*Excerpt provided*:
* Begin *

# Growing DHG Emmersed, Am I doing it right?



## madhatter4 (Dec 13, 2007)

I planted a lot of hair grass about a month ago to grow them out emmersed. 


Just planted









One week later










Forgot the two week pic, but this is three weeks later.










Close up










The substrate is Eco-Complete. I put a thin layer of Osmocoat Plus under it. I was expecting some die off, but does this seem like too much? I am seeing some new growth though. I mist about every other day, should I do more? I try to keep the water level just under the surface but I wonder if I should raise it a little bit.

Am I heading for trouble or do you think Im ok and the DHG will start growing good soon?

By the way, my lighting is a custom DIY LED fixture running at about 120 Watts. I would think this should be bright enough. I will post a 4 week pic tomorrow.


----------



## xmas_one (Feb 5, 2010)

I think if you trim it low it spreads faster... well underwater it does...


----------



## TLE041 (Jan 16, 2010)

If you want it to fill in much faster, you should try to split the bunches even more. Here's a pic of my DHG dry start.

* End *

*Provided material*:
* Begin *

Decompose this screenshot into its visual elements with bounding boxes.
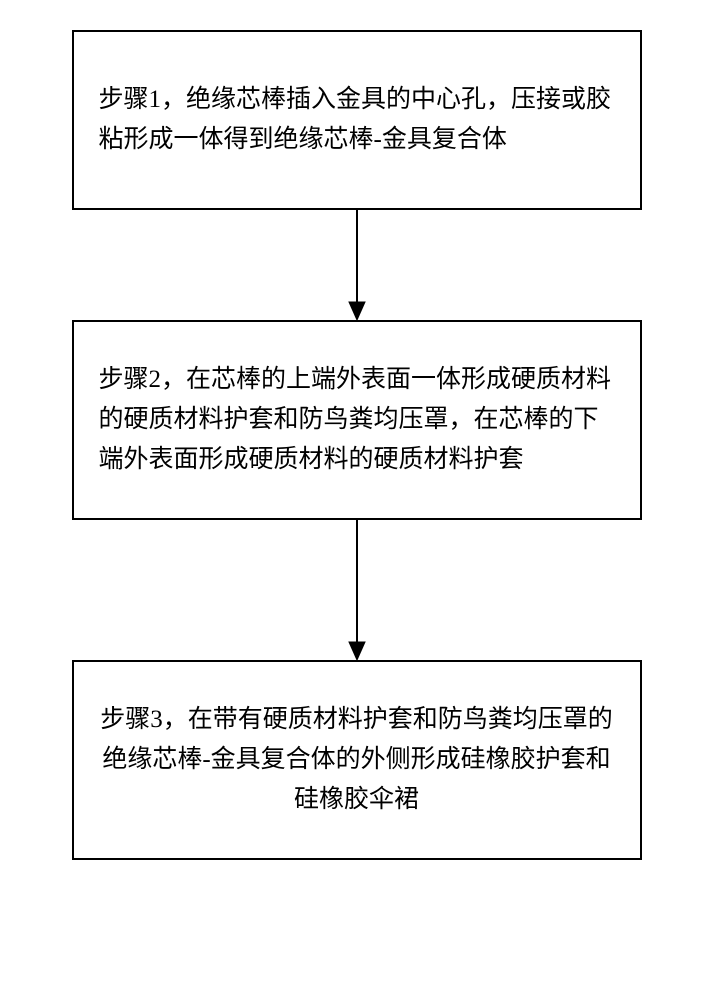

* End *

In two sentences, summarize the forum thread about growing hair grass emersed.

*Solution to this exercise*: The original poster planted hair grass emersed about a month earlier, in Eco-Complete over a thin layer of Osmocoat Plus and under a DIY LED fixture of about 120 watts, and asks whether the die-off is too much and whether to mist more often or raise the water level. One reply suggests that trimming it low makes it spread faster, at least underwater, and another advises splitting the bunches even more so it fills in faster.